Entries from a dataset
◆ ◆ ◆ ◆
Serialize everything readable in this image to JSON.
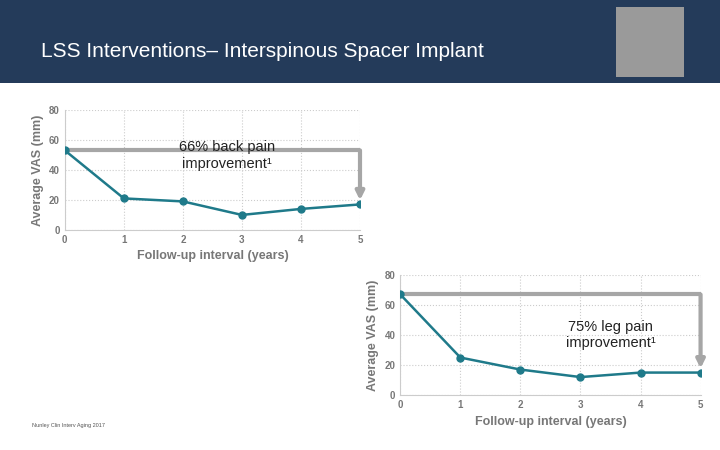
{
  "title": "LSS Interventions– Interspinous Spacer Implant",
  "source": "Nunley Clin Interv Aging 2017",
  "chart_data": [
    {
      "type": "line",
      "x": [
        0,
        1,
        2,
        3,
        4,
        5
      ],
      "values": [
        53,
        21,
        19,
        10,
        14,
        17
      ],
      "color": "#1f7a8a",
      "marker": "o",
      "xlim": [
        0,
        5
      ],
      "ylim": [
        0,
        80
      ],
      "xticks": [
        0,
        1,
        2,
        3,
        4,
        5
      ],
      "yticks": [
        0,
        20,
        40,
        60,
        80
      ],
      "xlabel": "Follow-up interval (years)",
      "ylabel": "Average VAS (mm)",
      "annotation": "66% back pain\nimprovement¹",
      "grid": true
    },
    {
      "type": "line",
      "x": [
        0,
        1,
        2,
        3,
        4,
        5
      ],
      "values": [
        67,
        25,
        17,
        12,
        15,
        15
      ],
      "color": "#1f7a8a",
      "marker": "o",
      "xlim": [
        0,
        5
      ],
      "ylim": [
        0,
        80
      ],
      "xticks": [
        0,
        1,
        2,
        3,
        4,
        5
      ],
      "yticks": [
        0,
        20,
        40,
        60,
        80
      ],
      "xlabel": "Follow-up interval (years)",
      "ylabel": "Average VAS (mm)",
      "annotation": "75% leg pain\nimprovement¹",
      "grid": true
    }
  ]
}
◆ ◆ ◆ ◆
• _What is asked_: With the pictures left out, transcribe the material exactly.

• _The response_:
Serialize everything readable in this image to JSON.
{
  "title": "LSS Interventions– Interspinous Spacer Implant",
  "source": "Nunley Clin Interv Aging 2017",
  "chart_data": [
    {
      "type": "line",
      "x": [
        0,
        1,
        2,
        3,
        4,
        5
      ],
      "values": [
        53,
        21,
        19,
        10,
        14,
        17
      ],
      "color": "#1f7a8a",
      "marker": "o",
      "xlim": [
        0,
        5
      ],
      "ylim": [
        0,
        80
      ],
      "xticks": [
        0,
        1,
        2,
        3,
        4,
        5
      ],
      "yticks": [
        0,
        20,
        40,
        60,
        80
      ],
      "xlabel": "Follow-up interval (years)",
      "ylabel": "Average VAS (mm)",
      "annotation": "66% back pain\nimprovement¹",
      "grid": true
    },
    {
      "type": "line",
      "x": [
        0,
        1,
        2,
        3,
        4,
        5
      ],
      "values": [
        67,
        25,
        17,
        12,
        15,
        15
      ],
      "color": "#1f7a8a",
      "marker": "o",
      "xlim": [
        0,
        5
      ],
      "ylim": [
        0,
        80
      ],
      "xticks": [
        0,
        1,
        2,
        3,
        4,
        5
      ],
      "yticks": [
        0,
        20,
        40,
        60,
        80
      ],
      "xlabel": "Follow-up interval (years)",
      "ylabel": "Average VAS (mm)",
      "annotation": "75% leg pain\nimprovement¹",
      "grid": true
    }
  ]
}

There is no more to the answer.